* **Text excerpt**:
Superior right colic vein (SRCV)

The SRCV was present in 73.9% of specimens (Table 2). The SRCV drained into the Henle trunk, SMV, MCV, and RCV in 94.1%, 3.6%, 1.5%, and 0.8% of cases, respectively.

Middle colic vessels

The middle colic vein (MCV) was present in 96.7% of cases (Table 2). There was one, two or three MCVs in 69.7%, 25.9%, and 4.4% of specimens. The MCV drained into the SMV in 83.2%, into the Henle trunk in 11.7%, into the inferior mesenteric vein in 1.9%, into the first jejunal trunk in 1.8%, or into the splenic vein in 1.5% of cases. The middle colic artery (MCA) was present in 94.6% of cases. There was one MCA in 88.4% of cases, two in 10.6%, and three in 1.0%. The MCA origin was in the SMA in 78.7%, in the RCA in 17.8%, in the ICA in 0.8%, in the left colic artery in 0.8%, in the inferior pancreaticoduodenal artery in 0.6%, in the hepatic artery in 0.6%, in the splenic artery in 0.3%, and in the celiac artery in 0.3% of cases.

Henle trunk

The Henle trunk, defined as confluence of the right gastroepiploic vein (RGEV) with one or more colic veins, and with or without a pancreatic vein, was present in 89.7% of specimens (Table 2 and Fig. 3). The Henle trunk was a gastro-pancreato-colic trunk (GPCT) in 60.5%, a gastro-pancreatic trunk (GPT) in 33.7%, a gastro-colic trunk (GCT) in 4.5%, and a colo-pancreatic trunk (CPT) in 1.3% of cases (Fig. 4).
Figure 3

Forrest plot presenting pooled prevalence of the Henle trunk presence.

Figure 4

Forrest plot presenting pooled prevalence of the Henle trunk conformations: (a) gastro-colic trunk (GCT); (b) gastro-pancreatic trunk (GPT); (c) gastro-pancreato-colic trunk (GPCT); (d) colo-pancreatic trunk (CPT).

* **Records supplied**:
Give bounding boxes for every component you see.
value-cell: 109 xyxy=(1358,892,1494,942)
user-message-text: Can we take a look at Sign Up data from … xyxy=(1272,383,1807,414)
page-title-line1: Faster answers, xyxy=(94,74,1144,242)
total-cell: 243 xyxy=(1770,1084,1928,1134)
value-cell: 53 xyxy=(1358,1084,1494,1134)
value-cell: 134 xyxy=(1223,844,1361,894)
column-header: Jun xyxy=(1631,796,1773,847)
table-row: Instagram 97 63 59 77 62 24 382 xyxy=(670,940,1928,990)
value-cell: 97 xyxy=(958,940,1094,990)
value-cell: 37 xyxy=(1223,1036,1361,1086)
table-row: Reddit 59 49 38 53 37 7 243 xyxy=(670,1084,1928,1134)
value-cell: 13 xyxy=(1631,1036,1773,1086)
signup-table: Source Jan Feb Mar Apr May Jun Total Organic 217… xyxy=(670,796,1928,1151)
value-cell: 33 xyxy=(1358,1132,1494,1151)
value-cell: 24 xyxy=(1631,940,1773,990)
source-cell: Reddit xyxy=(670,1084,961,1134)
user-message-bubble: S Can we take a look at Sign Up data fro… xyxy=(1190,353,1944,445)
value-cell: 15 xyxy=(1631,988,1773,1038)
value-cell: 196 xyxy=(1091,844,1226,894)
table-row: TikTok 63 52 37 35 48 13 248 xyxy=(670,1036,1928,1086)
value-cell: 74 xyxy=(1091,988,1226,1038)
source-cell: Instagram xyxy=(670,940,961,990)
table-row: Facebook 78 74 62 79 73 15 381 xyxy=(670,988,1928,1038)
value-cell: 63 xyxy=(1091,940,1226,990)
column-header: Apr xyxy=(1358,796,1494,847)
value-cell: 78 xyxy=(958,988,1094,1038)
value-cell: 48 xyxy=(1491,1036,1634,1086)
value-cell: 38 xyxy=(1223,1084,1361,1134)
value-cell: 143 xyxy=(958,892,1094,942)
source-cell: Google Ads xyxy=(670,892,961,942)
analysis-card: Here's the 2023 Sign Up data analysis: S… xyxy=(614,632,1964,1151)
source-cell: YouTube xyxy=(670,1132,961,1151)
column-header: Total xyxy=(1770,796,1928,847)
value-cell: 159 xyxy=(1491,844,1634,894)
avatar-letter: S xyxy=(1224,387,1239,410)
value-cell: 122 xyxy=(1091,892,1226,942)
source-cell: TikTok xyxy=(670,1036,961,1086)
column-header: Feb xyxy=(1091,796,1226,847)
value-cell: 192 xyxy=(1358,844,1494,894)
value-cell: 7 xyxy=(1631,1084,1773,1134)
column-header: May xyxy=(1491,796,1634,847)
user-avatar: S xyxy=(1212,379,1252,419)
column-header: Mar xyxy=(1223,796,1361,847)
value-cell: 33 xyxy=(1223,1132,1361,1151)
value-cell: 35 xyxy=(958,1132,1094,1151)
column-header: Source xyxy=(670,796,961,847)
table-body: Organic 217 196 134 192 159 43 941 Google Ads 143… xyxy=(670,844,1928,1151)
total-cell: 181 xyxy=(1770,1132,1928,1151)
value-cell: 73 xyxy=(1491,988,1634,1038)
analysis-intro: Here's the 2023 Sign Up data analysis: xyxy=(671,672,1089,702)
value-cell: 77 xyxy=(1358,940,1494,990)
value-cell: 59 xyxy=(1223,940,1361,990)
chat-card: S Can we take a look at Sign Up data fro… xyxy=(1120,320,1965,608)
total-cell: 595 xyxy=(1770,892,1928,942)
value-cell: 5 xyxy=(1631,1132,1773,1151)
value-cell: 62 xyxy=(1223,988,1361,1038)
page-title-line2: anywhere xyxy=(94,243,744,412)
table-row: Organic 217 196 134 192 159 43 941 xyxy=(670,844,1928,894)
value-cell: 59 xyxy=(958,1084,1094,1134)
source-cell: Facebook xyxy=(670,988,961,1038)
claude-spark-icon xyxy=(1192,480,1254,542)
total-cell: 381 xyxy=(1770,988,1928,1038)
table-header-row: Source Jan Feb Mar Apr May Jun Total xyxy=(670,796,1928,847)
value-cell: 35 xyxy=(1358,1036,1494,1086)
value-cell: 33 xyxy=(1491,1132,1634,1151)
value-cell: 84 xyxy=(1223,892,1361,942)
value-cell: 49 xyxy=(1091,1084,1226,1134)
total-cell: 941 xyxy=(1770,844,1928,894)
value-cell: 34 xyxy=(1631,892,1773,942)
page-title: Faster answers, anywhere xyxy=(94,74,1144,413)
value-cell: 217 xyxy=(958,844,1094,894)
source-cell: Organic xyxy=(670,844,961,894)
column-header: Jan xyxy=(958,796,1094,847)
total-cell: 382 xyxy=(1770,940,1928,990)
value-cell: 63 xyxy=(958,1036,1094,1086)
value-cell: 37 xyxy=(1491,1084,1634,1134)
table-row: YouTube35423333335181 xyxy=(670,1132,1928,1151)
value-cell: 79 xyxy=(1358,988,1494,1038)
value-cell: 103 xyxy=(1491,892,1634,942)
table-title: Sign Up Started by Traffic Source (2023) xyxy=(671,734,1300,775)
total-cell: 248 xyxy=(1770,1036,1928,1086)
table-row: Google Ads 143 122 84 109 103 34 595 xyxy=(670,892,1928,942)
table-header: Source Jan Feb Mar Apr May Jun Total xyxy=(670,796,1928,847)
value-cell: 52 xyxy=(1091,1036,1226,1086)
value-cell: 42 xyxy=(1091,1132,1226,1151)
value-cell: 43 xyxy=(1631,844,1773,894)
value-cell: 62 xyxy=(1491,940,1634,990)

* **Exercise details**: Please reproduce the text on colic vessels and the Henle trunk word for word, from start to finish.

* **Output**:
Superior right colic vein (SRCV)

The SRCV was present in 73.9% of specimens (Table 2). The SRCV drained into the Henle trunk, SMV, MCV, and RCV in 94.1%, 3.6%, 1.5%, and 0.8% of cases, respectively.

Middle colic vessels

The middle colic vein (MCV) was present in 96.7% of cases (Table 2). There was one, two or three MCVs in 69.7%, 25.9%, and 4.4% of specimens. The MCV drained into the SMV in 83.2%, into the Henle trunk in 11.7%, into the inferior mesenteric vein in 1.9%, into the first jejunal trunk in 1.8%, or into the splenic vein in 1.5% of cases. The middle colic artery (MCA) was present in 94.6% of cases. There was one MCA in 88.4% of cases, two in 10.6%, and three in 1.0%. The MCA origin was in the SMA in 78.7%, in the RCA in 17.8%, in the ICA in 0.8%, in the left colic artery in 0.8%, in the inferior pancreaticoduodenal artery in 0.6%, in the hepatic artery in 0.6%, in the splenic artery in 0.3%, and in the celiac artery in 0.3% of cases.

Henle trunk

The Henle trunk, defined as confluence of the right gastroepiploic vein (RGEV) with one or more colic veins, and with or without a pancreatic vein, was present in 89.7% of specimens (Table 2 and Fig. 3). The Henle trunk was a gastro-pancreato-colic trunk (GPCT) in 60.5%, a gastro-pancreatic trunk (GPT) in 33.7%, a gastro-colic trunk (GCT) in 4.5%, and a colo-pancreatic trunk (CPT) in 1.3% of cases (Fig. 4).
Figure 3

Forrest plot presenting pooled prevalence of the Henle trunk presence.

Figure 4

Forrest plot presenting pooled prevalence of the Henle trunk conformations: (a) gastro-colic trunk (GCT); (b) gastro-pancreatic trunk (GPT); (c) gastro-pancreato-colic trunk (GPCT); (d) colo-pancreatic trunk (CPT).